Extracts from a graphics dataset:
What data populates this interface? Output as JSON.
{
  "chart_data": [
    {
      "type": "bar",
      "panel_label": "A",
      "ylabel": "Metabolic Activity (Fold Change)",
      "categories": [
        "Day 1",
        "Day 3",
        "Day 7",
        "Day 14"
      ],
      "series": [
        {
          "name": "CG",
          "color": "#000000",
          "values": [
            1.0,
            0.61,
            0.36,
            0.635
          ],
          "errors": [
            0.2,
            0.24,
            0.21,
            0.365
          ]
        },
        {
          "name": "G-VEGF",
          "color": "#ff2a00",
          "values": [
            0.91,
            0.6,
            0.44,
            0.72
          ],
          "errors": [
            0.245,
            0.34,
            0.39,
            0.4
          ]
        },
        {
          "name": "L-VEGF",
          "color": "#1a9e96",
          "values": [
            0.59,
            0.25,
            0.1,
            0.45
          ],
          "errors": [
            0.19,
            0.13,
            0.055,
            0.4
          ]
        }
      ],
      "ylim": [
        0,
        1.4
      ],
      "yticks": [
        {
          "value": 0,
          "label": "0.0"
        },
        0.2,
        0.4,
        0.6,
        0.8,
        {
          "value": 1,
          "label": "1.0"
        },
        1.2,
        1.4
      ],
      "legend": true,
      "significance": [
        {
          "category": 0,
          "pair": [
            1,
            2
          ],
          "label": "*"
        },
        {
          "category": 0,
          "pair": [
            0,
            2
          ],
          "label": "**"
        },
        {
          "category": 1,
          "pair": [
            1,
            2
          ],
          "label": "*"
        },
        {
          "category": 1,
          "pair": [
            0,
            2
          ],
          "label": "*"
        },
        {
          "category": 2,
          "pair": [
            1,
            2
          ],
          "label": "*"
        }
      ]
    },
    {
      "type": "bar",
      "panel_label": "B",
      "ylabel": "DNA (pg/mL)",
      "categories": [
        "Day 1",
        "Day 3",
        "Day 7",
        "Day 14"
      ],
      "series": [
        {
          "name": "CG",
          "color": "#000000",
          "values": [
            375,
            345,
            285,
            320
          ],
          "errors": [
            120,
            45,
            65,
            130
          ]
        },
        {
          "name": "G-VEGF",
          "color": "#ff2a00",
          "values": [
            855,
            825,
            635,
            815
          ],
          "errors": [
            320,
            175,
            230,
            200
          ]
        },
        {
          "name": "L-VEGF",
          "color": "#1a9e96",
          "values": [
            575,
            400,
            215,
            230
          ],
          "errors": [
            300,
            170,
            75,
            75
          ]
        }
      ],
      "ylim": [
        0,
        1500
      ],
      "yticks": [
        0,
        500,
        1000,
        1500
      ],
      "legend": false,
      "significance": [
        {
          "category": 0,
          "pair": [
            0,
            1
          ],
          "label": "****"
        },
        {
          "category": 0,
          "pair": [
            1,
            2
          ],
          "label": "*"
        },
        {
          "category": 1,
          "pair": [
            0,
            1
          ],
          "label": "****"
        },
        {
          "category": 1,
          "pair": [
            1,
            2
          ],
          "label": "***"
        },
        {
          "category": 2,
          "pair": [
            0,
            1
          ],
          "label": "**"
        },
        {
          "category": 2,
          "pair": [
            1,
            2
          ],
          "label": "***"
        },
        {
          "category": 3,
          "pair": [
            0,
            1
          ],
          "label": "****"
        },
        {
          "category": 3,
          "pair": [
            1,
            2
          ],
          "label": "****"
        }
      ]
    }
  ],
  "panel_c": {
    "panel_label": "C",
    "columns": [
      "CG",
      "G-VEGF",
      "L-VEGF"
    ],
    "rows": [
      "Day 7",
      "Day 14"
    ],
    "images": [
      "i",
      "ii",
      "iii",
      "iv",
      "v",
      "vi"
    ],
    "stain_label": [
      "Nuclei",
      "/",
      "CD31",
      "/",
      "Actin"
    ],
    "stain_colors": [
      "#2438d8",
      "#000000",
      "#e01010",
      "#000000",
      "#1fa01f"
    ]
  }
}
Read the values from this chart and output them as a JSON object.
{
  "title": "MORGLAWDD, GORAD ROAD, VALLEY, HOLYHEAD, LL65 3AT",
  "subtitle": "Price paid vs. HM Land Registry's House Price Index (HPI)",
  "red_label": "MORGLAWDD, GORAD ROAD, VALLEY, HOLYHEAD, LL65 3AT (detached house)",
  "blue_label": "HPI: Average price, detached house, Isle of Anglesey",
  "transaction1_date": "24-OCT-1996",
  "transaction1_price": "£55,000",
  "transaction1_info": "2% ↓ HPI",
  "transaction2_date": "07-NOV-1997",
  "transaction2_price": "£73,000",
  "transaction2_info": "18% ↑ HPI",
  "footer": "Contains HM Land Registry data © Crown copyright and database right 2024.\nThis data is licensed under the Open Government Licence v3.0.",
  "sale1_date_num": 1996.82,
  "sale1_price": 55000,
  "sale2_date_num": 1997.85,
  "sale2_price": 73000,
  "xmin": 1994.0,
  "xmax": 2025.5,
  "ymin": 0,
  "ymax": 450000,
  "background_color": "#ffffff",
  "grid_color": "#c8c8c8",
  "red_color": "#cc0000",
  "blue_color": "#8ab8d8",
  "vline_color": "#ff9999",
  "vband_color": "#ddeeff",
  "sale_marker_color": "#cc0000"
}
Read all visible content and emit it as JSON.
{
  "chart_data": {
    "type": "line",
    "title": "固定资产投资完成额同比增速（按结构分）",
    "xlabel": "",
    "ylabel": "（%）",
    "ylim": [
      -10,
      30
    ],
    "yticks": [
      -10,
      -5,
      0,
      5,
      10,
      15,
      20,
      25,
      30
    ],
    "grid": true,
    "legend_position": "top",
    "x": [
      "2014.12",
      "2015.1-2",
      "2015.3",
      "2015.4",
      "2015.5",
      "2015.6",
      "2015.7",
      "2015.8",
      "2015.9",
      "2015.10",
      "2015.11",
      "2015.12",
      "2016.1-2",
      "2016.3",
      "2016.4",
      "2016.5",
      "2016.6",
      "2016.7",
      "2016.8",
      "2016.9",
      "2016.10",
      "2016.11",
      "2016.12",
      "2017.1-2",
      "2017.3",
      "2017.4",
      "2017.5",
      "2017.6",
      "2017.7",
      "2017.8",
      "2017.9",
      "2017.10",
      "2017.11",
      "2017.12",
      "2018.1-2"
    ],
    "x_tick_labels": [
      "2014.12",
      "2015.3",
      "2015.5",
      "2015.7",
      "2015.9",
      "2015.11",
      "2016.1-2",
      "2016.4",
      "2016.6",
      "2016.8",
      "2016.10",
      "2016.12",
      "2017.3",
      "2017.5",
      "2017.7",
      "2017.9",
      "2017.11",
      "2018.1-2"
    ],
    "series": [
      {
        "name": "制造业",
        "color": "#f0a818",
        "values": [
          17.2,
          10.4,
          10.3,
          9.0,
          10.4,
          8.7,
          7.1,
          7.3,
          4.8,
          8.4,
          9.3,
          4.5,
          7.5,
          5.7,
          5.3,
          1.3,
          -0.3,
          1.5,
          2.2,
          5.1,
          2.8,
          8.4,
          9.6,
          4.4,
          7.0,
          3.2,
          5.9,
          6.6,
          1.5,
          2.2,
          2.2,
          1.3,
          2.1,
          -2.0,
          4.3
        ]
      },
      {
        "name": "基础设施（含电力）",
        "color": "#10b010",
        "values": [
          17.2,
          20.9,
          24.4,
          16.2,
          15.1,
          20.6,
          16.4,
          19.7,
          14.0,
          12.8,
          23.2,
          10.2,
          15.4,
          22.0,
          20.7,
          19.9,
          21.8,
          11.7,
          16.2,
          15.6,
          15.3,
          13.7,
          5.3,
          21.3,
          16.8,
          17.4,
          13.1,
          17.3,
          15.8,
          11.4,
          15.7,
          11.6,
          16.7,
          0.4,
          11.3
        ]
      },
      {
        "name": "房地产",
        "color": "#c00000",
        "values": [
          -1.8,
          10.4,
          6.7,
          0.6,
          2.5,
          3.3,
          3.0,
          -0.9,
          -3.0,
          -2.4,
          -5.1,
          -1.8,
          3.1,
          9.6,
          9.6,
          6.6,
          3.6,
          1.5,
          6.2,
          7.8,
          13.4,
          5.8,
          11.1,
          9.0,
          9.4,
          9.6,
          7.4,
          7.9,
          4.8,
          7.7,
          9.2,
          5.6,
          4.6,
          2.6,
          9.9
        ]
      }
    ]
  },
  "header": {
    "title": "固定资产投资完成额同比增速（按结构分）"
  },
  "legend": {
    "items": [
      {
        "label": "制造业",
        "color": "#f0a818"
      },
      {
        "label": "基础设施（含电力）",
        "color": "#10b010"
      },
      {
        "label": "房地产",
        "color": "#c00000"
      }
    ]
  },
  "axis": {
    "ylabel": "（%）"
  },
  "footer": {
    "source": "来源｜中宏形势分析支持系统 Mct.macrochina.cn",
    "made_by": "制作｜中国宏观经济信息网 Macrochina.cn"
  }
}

What you will do> Copy every line of the data that holds the string "Land".

Output of the task>
  "subtitle": "Price paid vs. HM Land Registry's House Price Index (HPI)",
  "footer": "Contains HM Land Registry data © Crown copyright and database right 2024.\nThis data is licensed under the Open Government Licence v3.0.",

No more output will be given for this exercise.